Problem details
Below are some entries. Work out how many of their lines hold the word "failure", and write that number alone.

Material supplied

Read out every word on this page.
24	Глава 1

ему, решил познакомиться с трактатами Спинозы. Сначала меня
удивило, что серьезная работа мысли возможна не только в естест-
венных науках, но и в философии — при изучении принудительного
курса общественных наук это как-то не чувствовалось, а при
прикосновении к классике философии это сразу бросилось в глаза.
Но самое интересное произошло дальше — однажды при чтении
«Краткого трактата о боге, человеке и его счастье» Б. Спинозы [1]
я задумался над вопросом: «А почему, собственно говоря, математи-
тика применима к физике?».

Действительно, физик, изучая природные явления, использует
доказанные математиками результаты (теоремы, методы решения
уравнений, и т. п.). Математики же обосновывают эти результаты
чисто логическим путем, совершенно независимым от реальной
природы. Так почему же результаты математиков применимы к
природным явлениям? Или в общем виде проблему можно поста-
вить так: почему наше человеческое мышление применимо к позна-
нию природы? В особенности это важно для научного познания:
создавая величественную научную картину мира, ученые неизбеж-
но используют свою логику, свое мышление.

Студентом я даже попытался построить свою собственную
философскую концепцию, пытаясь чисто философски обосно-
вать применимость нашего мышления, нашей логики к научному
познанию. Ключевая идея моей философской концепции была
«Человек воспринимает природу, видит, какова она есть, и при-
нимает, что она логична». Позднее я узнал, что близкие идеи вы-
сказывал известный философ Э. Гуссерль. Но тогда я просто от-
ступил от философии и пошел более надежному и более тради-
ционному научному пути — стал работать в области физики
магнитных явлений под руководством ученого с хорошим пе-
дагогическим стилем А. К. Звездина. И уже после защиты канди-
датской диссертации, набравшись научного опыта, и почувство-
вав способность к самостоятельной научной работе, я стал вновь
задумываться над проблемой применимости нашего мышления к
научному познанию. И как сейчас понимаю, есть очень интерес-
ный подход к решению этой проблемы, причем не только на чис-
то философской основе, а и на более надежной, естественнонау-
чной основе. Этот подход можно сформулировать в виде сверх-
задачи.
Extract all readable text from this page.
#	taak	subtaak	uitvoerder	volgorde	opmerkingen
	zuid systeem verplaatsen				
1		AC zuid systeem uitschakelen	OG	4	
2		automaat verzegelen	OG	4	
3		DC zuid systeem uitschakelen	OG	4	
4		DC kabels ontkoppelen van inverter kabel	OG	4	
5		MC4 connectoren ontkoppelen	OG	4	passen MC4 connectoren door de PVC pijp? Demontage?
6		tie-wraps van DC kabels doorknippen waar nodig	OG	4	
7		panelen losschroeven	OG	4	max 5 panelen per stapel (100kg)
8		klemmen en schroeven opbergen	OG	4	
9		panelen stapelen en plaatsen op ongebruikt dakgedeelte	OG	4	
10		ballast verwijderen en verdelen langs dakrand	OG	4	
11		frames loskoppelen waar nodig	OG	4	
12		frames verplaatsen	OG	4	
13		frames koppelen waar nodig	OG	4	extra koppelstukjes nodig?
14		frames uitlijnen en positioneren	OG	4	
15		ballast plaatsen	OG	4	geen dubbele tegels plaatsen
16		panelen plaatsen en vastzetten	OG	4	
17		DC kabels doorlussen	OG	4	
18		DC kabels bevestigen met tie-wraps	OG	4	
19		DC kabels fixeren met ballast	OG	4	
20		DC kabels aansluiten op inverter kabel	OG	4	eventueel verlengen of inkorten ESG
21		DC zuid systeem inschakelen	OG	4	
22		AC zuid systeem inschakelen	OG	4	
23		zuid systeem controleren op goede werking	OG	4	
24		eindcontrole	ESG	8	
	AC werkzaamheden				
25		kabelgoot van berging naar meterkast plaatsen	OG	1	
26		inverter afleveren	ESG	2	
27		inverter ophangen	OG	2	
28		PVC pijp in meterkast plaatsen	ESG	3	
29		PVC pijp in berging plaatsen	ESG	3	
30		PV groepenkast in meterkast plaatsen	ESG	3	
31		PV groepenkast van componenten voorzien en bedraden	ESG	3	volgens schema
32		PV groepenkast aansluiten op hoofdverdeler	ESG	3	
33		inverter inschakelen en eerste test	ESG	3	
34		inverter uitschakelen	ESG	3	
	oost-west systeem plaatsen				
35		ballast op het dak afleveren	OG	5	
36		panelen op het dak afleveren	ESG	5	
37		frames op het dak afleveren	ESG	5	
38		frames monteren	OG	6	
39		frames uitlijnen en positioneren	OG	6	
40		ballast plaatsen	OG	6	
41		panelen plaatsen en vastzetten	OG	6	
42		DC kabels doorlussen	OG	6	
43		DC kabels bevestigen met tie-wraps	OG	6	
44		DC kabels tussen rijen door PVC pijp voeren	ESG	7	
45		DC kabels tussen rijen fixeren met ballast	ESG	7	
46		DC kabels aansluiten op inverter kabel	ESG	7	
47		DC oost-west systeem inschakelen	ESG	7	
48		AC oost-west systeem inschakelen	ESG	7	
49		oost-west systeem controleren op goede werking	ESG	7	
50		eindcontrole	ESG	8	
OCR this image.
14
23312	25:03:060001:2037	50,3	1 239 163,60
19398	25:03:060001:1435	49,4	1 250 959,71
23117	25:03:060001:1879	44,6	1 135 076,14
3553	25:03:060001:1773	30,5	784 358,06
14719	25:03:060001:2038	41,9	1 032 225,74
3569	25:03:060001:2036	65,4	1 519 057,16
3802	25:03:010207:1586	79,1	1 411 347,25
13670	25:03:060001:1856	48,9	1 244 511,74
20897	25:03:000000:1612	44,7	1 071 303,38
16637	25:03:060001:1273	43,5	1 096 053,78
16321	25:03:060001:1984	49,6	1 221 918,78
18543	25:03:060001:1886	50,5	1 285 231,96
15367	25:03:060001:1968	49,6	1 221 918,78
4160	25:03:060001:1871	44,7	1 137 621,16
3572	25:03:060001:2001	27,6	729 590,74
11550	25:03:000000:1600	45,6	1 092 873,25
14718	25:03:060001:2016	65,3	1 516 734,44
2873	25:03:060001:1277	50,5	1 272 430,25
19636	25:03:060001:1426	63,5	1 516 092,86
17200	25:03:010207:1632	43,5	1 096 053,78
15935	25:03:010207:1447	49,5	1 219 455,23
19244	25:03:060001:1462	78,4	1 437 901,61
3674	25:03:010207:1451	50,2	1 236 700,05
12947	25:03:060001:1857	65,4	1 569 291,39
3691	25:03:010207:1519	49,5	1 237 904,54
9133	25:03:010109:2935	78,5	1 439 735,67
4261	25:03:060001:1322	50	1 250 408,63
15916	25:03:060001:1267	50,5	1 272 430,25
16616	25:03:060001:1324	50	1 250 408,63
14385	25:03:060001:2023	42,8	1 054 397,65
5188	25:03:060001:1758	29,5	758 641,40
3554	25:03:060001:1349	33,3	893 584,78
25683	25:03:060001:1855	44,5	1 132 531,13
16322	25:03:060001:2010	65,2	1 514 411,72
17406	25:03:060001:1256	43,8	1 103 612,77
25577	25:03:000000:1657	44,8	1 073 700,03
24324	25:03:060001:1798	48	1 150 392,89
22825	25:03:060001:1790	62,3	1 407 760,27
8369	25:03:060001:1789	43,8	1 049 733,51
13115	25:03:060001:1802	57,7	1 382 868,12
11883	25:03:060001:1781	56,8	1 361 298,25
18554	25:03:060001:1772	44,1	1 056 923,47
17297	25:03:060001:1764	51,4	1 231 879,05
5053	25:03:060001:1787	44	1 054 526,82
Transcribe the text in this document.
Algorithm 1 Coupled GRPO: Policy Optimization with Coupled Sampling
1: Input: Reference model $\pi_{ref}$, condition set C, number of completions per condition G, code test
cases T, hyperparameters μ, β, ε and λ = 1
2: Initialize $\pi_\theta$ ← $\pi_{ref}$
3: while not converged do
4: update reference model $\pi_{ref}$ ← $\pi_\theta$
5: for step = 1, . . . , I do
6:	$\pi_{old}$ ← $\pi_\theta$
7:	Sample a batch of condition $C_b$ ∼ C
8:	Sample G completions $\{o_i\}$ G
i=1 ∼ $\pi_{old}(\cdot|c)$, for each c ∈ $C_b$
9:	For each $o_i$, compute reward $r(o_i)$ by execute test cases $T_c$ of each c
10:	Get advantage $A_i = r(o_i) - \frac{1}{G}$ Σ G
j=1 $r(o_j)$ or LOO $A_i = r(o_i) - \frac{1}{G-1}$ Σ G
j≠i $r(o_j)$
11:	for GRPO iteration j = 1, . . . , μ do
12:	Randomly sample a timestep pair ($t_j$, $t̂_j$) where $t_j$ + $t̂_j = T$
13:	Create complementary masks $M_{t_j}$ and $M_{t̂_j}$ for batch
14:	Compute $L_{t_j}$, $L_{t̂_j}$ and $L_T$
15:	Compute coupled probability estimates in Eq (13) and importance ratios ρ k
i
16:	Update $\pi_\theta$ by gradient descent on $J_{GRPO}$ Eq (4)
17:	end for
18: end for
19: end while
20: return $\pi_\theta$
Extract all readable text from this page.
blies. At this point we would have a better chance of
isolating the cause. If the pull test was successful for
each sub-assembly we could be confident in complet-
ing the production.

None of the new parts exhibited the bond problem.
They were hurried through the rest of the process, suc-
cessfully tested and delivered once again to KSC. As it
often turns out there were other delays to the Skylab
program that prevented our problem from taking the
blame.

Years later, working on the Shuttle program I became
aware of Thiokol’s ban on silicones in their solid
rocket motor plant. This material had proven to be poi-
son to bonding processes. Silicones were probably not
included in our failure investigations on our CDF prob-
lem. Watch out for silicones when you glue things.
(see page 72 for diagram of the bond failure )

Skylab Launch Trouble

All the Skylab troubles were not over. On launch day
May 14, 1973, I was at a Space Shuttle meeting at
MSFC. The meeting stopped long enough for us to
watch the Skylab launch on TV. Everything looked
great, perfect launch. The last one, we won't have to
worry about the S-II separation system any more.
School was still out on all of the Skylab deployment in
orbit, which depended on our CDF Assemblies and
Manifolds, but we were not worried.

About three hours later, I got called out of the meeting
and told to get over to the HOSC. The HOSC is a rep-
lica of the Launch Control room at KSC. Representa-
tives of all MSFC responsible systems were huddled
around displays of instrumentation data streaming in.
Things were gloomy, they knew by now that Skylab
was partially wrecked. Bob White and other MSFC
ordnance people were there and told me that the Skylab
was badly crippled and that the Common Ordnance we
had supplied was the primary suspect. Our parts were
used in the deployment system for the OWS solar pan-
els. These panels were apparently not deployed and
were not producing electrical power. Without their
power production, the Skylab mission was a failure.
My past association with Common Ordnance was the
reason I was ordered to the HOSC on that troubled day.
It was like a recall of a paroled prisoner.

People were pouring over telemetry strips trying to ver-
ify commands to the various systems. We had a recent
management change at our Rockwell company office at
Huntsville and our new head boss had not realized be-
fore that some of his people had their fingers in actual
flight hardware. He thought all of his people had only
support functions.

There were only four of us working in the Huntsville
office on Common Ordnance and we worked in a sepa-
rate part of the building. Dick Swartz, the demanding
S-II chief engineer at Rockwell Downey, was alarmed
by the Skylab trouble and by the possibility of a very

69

Problem solution
3